The problem>
Would you repeat the listing exactly but omit every picture?

begin Material to process

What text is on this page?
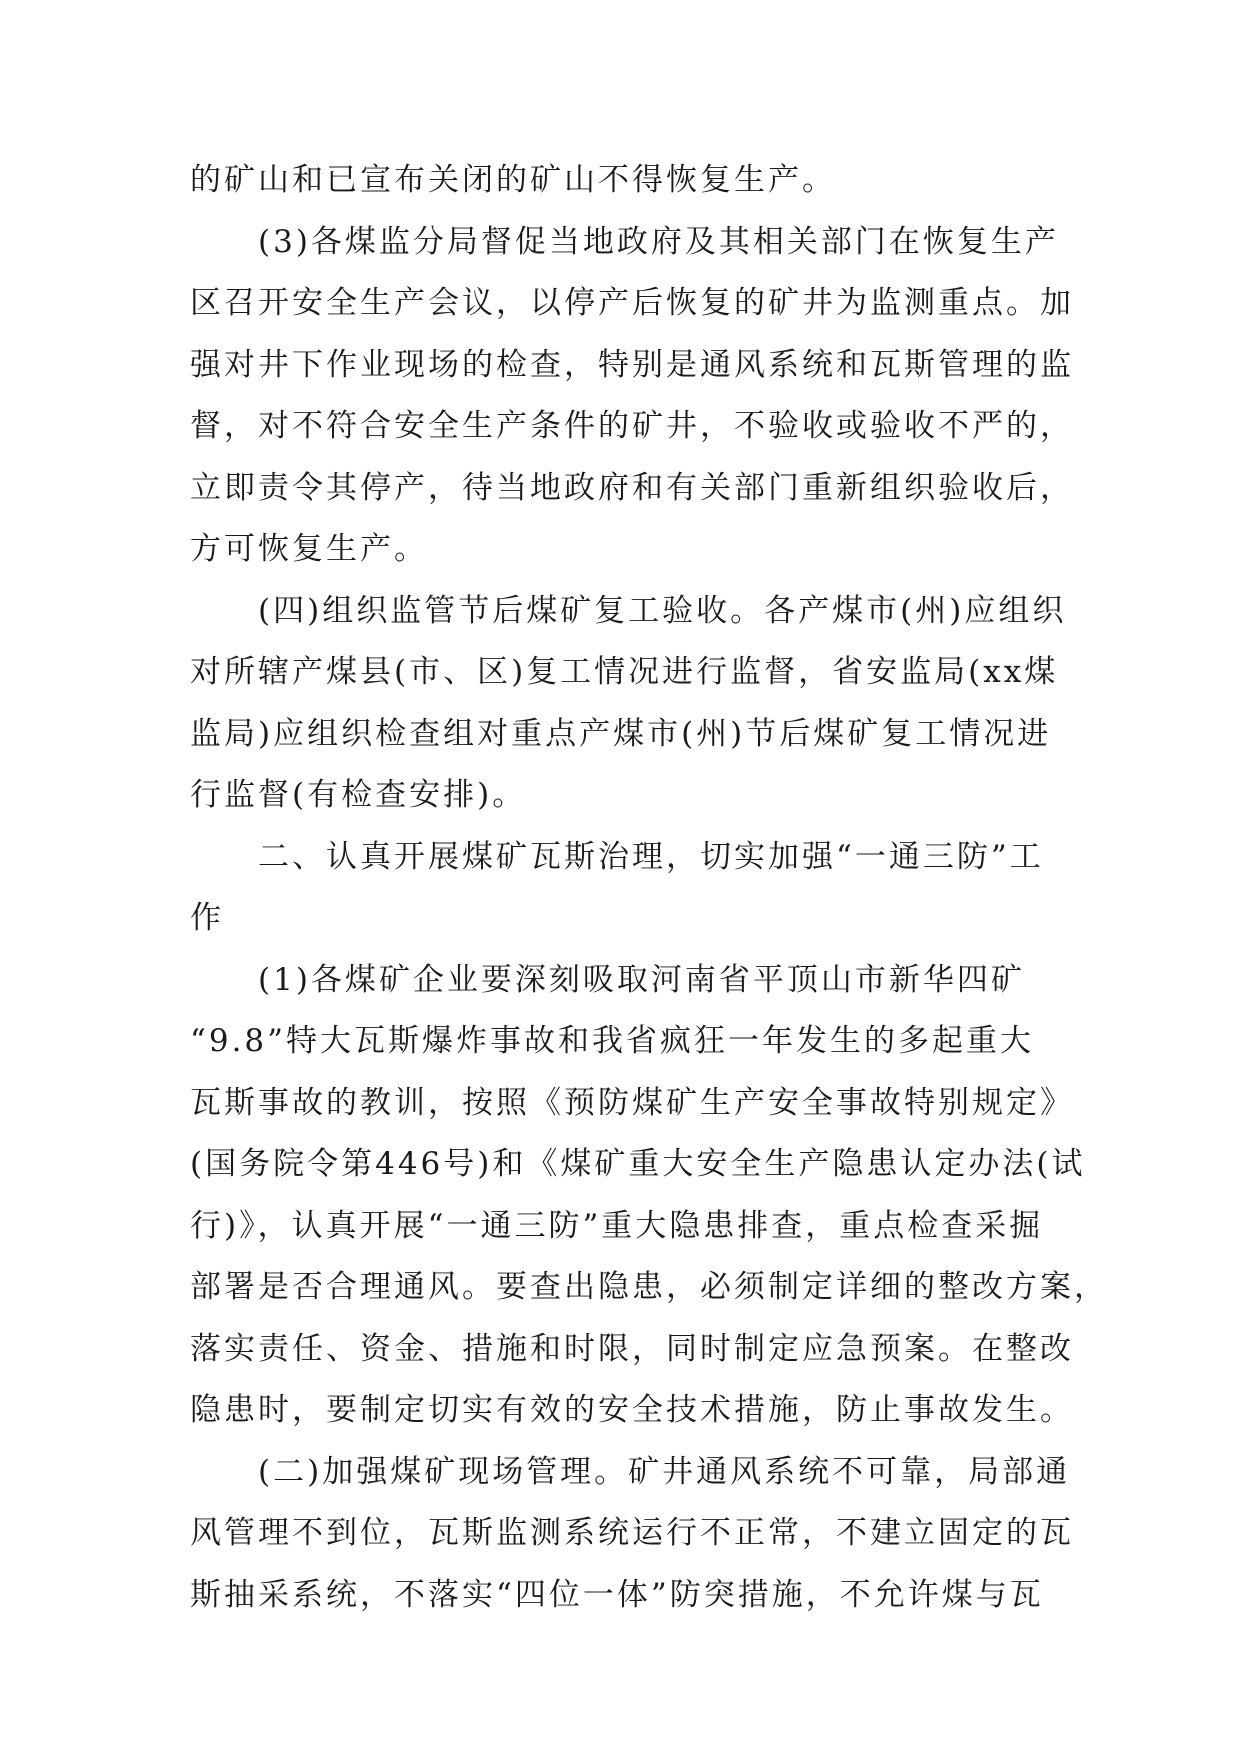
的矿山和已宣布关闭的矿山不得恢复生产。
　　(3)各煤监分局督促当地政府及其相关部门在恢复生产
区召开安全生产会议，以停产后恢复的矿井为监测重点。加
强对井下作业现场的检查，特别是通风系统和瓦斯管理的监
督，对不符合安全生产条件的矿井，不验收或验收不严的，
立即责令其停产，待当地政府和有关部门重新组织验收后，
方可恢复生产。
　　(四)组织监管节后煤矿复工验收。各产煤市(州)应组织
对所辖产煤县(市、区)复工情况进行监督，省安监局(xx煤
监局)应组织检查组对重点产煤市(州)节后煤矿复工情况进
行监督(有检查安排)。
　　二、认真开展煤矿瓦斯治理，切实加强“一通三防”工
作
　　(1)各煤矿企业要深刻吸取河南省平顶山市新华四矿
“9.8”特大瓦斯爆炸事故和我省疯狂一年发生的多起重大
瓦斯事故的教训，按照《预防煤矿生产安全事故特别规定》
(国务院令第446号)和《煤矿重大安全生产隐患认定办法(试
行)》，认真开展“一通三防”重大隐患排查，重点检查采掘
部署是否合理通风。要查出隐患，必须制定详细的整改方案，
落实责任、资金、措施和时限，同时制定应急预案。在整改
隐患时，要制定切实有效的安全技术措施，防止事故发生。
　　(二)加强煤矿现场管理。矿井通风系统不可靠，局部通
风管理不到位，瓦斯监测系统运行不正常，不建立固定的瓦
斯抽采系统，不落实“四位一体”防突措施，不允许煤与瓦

end Material to process

Complete output>
What text is on this page?
的矿山和已宣布关闭的矿山不得恢复生产。
　　(3)各煤监分局督促当地政府及其相关部门在恢复生产
区召开安全生产会议，以停产后恢复的矿井为监测重点。加
强对井下作业现场的检查，特别是通风系统和瓦斯管理的监
督，对不符合安全生产条件的矿井，不验收或验收不严的，
立即责令其停产，待当地政府和有关部门重新组织验收后，
方可恢复生产。
　　(四)组织监管节后煤矿复工验收。各产煤市(州)应组织
对所辖产煤县(市、区)复工情况进行监督，省安监局(xx煤
监局)应组织检查组对重点产煤市(州)节后煤矿复工情况进
行监督(有检查安排)。
　　二、认真开展煤矿瓦斯治理，切实加强“一通三防”工
作
　　(1)各煤矿企业要深刻吸取河南省平顶山市新华四矿
“9.8”特大瓦斯爆炸事故和我省疯狂一年发生的多起重大
瓦斯事故的教训，按照《预防煤矿生产安全事故特别规定》
(国务院令第446号)和《煤矿重大安全生产隐患认定办法(试
行)》，认真开展“一通三防”重大隐患排查，重点检查采掘
部署是否合理通风。要查出隐患，必须制定详细的整改方案，
落实责任、资金、措施和时限，同时制定应急预案。在整改
隐患时，要制定切实有效的安全技术措施，防止事故发生。
　　(二)加强煤矿现场管理。矿井通风系统不可靠，局部通
风管理不到位，瓦斯监测系统运行不正常，不建立固定的瓦
斯抽采系统，不落实“四位一体”防突措施，不允许煤与瓦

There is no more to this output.